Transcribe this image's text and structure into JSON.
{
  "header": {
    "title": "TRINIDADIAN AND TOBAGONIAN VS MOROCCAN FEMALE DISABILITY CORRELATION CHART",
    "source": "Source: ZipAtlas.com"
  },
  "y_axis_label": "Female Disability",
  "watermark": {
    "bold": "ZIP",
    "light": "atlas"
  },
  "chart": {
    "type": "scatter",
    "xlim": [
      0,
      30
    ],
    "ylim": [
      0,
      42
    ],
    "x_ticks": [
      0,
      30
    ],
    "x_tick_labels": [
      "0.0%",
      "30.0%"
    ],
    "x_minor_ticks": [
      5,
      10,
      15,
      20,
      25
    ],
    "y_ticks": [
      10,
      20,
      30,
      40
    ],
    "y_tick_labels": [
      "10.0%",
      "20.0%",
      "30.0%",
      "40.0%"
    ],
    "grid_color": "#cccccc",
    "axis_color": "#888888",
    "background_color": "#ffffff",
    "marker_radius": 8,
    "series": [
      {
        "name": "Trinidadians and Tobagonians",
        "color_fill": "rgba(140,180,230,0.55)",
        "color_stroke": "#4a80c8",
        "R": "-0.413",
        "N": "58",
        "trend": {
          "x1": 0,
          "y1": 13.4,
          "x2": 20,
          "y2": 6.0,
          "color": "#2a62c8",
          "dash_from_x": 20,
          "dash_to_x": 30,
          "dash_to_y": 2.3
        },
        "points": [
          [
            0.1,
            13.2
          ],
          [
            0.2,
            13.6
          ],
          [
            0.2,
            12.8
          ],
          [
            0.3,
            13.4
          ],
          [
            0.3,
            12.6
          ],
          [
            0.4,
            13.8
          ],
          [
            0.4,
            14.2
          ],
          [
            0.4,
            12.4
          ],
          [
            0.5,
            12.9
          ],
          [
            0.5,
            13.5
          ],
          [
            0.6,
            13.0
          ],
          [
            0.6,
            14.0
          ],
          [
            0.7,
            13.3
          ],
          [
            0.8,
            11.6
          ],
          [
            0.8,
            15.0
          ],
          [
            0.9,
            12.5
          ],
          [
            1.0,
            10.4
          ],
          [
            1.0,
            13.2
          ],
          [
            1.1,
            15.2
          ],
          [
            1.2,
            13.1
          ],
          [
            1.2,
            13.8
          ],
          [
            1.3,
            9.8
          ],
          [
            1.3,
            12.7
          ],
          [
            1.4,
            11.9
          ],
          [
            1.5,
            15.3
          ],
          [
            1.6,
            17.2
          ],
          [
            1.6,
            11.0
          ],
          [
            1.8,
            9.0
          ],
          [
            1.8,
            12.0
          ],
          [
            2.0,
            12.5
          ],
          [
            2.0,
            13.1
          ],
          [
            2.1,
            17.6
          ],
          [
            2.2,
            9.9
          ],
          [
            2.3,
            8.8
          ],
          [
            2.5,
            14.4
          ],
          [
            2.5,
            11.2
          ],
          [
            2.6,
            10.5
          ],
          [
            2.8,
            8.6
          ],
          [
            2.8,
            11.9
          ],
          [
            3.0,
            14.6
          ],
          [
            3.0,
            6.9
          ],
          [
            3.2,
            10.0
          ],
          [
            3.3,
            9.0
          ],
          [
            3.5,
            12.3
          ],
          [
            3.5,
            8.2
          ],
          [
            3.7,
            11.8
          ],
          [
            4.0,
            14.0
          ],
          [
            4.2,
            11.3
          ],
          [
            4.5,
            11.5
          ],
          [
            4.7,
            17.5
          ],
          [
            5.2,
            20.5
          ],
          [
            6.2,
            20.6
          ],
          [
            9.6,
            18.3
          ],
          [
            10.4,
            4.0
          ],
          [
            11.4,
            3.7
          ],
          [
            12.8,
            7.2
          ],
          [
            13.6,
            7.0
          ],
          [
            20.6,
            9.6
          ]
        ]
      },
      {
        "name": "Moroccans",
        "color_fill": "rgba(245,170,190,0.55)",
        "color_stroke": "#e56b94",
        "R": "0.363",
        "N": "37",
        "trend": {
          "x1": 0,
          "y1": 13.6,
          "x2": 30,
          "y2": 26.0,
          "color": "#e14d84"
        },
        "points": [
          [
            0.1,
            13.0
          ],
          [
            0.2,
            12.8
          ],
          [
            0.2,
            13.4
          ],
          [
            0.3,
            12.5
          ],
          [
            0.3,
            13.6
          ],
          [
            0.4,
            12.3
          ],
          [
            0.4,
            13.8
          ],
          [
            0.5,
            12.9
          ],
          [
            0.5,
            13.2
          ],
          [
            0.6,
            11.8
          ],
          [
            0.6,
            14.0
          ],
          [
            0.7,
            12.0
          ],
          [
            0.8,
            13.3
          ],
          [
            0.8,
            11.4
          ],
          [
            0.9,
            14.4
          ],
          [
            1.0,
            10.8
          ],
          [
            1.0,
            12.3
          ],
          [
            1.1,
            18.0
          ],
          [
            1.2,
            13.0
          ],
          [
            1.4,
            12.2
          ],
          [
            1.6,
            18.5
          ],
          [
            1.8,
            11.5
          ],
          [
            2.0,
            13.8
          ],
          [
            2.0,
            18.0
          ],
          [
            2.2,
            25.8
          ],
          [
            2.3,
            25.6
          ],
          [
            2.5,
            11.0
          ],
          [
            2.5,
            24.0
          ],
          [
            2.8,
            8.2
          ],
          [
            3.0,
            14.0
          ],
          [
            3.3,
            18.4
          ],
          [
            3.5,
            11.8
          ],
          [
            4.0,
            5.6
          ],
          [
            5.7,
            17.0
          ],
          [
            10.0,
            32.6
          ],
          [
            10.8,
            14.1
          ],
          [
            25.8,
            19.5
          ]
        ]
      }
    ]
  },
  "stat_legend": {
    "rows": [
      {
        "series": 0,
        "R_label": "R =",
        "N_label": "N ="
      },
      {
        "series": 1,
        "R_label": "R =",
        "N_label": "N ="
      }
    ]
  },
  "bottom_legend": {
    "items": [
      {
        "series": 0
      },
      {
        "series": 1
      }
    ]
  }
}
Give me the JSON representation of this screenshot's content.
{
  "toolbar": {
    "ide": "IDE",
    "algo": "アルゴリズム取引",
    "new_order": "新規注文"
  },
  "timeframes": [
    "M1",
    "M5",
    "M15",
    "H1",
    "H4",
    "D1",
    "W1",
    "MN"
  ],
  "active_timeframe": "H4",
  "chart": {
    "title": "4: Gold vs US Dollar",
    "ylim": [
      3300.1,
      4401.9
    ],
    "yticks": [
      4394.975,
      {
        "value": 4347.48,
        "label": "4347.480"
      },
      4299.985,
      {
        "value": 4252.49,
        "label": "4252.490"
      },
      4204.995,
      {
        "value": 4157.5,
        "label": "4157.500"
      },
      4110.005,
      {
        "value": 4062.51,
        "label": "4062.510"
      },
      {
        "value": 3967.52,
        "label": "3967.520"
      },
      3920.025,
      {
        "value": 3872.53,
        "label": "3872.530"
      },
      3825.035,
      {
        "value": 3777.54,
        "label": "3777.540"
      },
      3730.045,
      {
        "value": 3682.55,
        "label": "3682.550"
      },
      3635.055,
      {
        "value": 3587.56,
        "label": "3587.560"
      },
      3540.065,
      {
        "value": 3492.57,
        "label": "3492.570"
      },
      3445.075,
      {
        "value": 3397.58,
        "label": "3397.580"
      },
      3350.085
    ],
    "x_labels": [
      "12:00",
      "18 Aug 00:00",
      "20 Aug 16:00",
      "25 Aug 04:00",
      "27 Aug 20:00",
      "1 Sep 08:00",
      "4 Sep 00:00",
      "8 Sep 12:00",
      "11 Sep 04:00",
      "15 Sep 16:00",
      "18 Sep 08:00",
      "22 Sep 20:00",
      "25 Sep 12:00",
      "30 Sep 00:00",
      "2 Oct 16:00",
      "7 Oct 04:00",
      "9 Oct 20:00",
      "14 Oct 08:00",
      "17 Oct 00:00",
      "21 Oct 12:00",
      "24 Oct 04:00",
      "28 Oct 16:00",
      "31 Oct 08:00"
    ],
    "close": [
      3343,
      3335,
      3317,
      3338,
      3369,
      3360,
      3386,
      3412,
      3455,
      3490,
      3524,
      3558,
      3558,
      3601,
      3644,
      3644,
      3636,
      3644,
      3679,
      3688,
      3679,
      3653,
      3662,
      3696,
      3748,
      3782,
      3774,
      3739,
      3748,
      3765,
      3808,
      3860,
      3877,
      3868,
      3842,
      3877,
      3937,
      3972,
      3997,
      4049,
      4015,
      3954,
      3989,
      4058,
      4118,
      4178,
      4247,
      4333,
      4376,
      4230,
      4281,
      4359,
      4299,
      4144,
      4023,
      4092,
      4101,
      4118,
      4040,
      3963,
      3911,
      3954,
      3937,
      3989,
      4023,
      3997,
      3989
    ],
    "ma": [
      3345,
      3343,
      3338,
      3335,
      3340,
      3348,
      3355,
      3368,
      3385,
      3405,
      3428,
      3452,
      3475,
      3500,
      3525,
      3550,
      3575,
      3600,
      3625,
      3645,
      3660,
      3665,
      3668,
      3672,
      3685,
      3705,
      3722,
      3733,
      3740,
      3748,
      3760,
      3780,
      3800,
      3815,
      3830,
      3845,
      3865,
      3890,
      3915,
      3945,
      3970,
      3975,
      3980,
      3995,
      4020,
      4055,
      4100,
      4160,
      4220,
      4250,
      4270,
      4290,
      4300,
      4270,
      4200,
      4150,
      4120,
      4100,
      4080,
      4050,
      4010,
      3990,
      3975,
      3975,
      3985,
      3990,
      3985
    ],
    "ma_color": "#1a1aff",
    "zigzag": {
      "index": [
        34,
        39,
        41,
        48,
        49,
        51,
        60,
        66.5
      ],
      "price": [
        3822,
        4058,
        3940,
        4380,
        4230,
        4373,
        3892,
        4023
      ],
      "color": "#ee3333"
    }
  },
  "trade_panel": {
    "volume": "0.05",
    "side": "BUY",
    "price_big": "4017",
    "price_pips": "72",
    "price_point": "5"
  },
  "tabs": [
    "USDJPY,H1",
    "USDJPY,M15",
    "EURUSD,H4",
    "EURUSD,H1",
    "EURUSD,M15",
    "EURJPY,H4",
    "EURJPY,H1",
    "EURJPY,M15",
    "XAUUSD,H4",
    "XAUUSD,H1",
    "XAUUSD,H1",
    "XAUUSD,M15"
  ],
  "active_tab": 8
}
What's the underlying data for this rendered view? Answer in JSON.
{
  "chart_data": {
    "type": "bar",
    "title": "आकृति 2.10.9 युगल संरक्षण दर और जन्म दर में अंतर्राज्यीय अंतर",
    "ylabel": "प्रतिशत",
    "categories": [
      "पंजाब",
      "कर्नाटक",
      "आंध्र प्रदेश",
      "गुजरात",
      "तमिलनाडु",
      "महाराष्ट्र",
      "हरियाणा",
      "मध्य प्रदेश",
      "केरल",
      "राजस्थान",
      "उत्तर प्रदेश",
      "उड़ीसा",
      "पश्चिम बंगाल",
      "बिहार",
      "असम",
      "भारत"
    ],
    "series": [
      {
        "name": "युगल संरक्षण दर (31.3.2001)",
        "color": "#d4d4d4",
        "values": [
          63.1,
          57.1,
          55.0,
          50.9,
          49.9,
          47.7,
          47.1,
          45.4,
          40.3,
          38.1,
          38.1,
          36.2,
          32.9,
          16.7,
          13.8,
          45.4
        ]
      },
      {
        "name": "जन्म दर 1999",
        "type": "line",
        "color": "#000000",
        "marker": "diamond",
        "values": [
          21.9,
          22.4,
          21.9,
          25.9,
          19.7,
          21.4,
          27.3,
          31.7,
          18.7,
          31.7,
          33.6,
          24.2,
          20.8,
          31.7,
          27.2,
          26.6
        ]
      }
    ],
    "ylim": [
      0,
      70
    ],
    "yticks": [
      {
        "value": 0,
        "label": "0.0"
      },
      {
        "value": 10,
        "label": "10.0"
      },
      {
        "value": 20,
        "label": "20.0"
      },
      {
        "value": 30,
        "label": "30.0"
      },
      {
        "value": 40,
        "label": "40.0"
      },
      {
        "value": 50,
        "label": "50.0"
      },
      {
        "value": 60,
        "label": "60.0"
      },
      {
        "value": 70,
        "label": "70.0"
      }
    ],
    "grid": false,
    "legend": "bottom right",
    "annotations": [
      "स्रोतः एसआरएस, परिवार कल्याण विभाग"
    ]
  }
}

----------

**Your goal:**
Gather every line from the listing above in which the word "JSON" appears.

**Solved problem:**
Transcribe this image's text and structure into JSON.
Give me the JSON representation of this screenshot's content.
What's the underlying data for this rendered view? Answer in JSON.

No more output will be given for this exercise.